The exercise.
Gather from the listing below each line that includes the word "icon", and copy it.

Dataset rows.
________________________________________

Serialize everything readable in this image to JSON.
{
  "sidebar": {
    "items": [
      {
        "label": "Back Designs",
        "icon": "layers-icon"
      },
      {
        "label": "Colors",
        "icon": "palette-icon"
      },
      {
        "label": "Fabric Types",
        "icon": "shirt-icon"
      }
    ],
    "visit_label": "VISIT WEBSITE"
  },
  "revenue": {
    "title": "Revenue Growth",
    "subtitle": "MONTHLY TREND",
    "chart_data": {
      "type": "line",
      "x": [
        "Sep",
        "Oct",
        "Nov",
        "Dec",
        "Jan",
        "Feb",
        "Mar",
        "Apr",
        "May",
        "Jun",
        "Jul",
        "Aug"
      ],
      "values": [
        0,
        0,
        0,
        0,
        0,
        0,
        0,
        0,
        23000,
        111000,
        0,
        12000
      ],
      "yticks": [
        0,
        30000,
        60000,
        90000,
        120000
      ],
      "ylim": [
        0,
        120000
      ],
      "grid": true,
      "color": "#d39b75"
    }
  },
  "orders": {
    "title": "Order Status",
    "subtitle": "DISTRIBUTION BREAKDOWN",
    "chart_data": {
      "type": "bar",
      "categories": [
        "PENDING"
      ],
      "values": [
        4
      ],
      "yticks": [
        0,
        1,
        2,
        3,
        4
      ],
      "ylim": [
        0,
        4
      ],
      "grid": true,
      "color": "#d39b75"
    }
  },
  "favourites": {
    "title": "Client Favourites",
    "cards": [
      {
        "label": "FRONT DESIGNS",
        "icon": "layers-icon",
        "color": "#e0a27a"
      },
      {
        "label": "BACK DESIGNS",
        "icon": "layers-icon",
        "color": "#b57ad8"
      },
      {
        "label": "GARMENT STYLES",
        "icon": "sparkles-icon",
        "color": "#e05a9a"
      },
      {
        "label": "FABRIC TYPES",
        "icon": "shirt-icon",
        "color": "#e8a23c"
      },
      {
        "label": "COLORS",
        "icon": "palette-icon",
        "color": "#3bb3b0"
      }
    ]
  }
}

________________________________________

Reply to the exercise.
        "icon": "layers-icon"
        "icon": "palette-icon"
        "icon": "shirt-icon"
        "icon": "layers-icon",
        "icon": "layers-icon",
        "icon": "sparkles-icon",
        "icon": "shirt-icon",
        "icon": "palette-icon",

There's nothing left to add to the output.